## [WHAT THIS TASK INVOLVES]
Update the entries from the first one through the line containing "The NOR gate Gn3 is at (542, 1230).", both included, so that "arithmetical operation unit" reads "arithmetic unit" and everything else stays the same. Give back only those lines, without the pictures.

## [DATASET RECORDS]
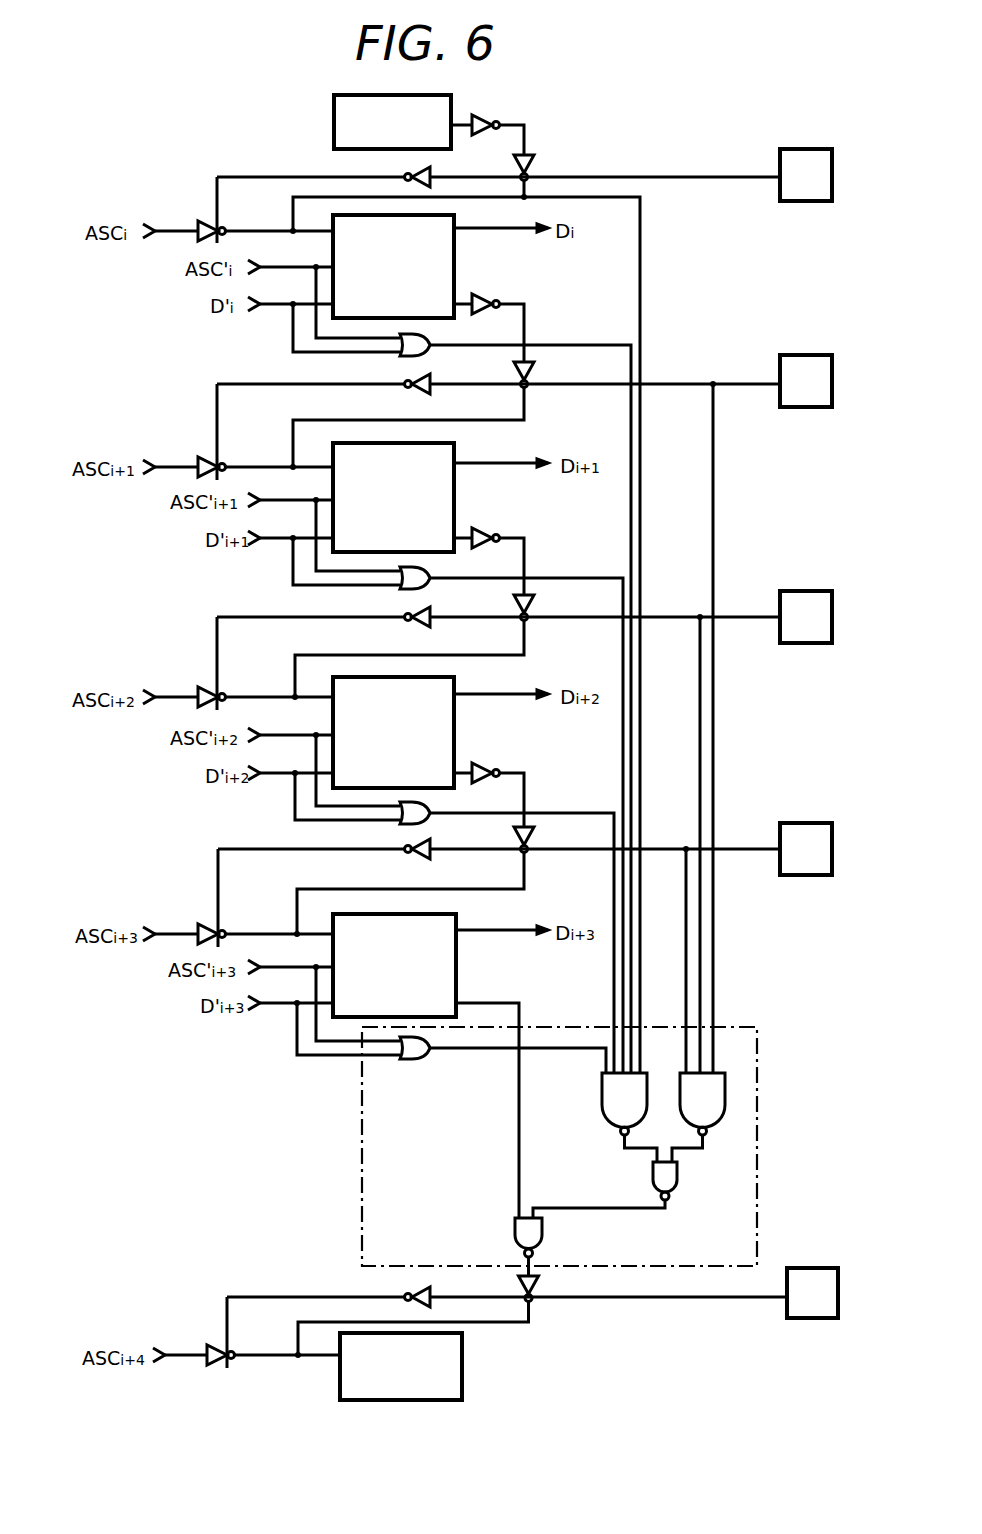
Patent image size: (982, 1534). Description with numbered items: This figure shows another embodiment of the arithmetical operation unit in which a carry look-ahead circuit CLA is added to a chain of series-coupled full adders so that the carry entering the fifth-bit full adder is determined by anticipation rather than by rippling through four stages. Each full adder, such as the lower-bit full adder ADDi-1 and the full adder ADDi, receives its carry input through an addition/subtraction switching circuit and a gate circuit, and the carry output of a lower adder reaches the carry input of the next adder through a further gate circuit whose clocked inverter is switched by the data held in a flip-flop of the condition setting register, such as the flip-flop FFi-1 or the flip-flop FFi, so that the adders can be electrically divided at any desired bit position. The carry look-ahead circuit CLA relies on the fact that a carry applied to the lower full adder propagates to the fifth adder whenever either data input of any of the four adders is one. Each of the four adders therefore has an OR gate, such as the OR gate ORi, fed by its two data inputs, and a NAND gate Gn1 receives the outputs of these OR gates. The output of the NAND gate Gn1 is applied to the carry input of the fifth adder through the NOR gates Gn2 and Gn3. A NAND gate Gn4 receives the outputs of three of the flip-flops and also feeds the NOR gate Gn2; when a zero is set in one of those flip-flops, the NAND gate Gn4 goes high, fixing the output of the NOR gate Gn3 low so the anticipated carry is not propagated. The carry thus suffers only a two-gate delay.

The full adder ADDi-1 is at (392, 122).
The full adder ADDi is at (393, 266).
The flip-flop FFi-1 is at (803, 149).
The flip-flop FFi is at (805, 355).
The OR gate ORi is at (415, 334).
The NAND gate Gn1 is at (602, 1100).
The NOR gate Gn2 is at (678, 1180).
The NOR gate Gn3 is at (542, 1230).
The NAND gate Gn4 is at (725, 1095).
The carry look-ahead circuit CLA is at (758, 1173).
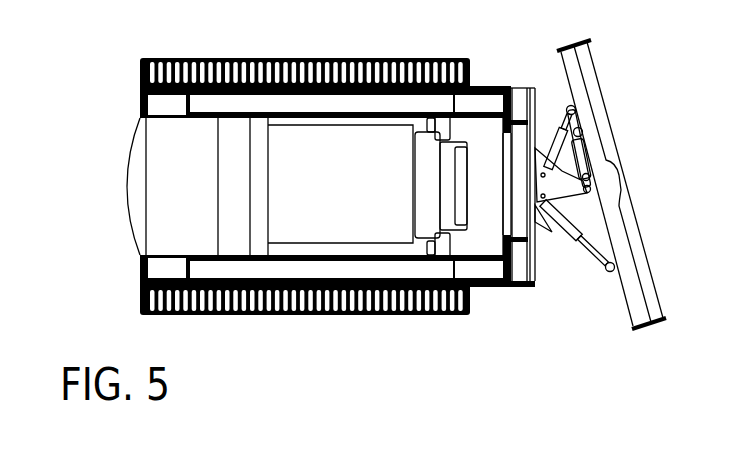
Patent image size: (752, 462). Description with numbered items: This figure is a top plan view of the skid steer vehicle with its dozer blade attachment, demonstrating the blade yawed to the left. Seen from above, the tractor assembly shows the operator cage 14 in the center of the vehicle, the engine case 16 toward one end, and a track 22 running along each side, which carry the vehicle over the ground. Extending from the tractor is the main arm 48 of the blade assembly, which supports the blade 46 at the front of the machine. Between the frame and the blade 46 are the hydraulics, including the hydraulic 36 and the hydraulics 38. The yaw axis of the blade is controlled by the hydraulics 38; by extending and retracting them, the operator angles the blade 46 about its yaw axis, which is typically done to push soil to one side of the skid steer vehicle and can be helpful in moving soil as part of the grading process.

## [FINAL RESULT]
Patent image size: (982, 1534). Description with numbered items: This figure shows another embodiment of the arithmetic unit in which a carry look-ahead circuit CLA is added to a chain of series-coupled full adders so that the carry entering the fifth-bit full adder is determined by anticipation rather than by rippling through four stages. Each full adder, such as the lower-bit full adder ADDi-1 and the full adder ADDi, receives its carry input through an addition/subtraction switching circuit and a gate circuit, and the carry output of a lower adder reaches the carry input of the next adder through a further gate circuit whose clocked inverter is switched by the data held in a flip-flop of the condition setting register, such as the flip-flop FFi-1 or the flip-flop FFi, so that the adders can be electrically divided at any desired bit position. The carry look-ahead circuit CLA relies on the fact that a carry applied to the lower full adder propagates to the fifth adder whenever either data input of any of the four adders is one. Each of the four adders therefore has an OR gate, such as the OR gate ORi, fed by its two data inputs, and a NAND gate Gn1 receives the outputs of these OR gates. The output of the NAND gate Gn1 is applied to the carry input of the fifth adder through the NOR gates Gn2 and Gn3. A NAND gate Gn4 receives the outputs of three of the flip-flops and also feeds the NOR gate Gn2; when a zero is set in one of those flip-flops, the NAND gate Gn4 goes high, fixing the output of the NOR gate Gn3 low so the anticipated carry is not propagated. The carry thus suffers only a two-gate delay.

The full adder ADDi-1 is at (392, 122).
The full adder ADDi is at (393, 266).
The flip-flop FFi-1 is at (803, 149).
The flip-flop FFi is at (805, 355).
The OR gate ORi is at (415, 334).
The NAND gate Gn1 is at (602, 1100).
The NOR gate Gn2 is at (678, 1180).
The NOR gate Gn3 is at (542, 1230).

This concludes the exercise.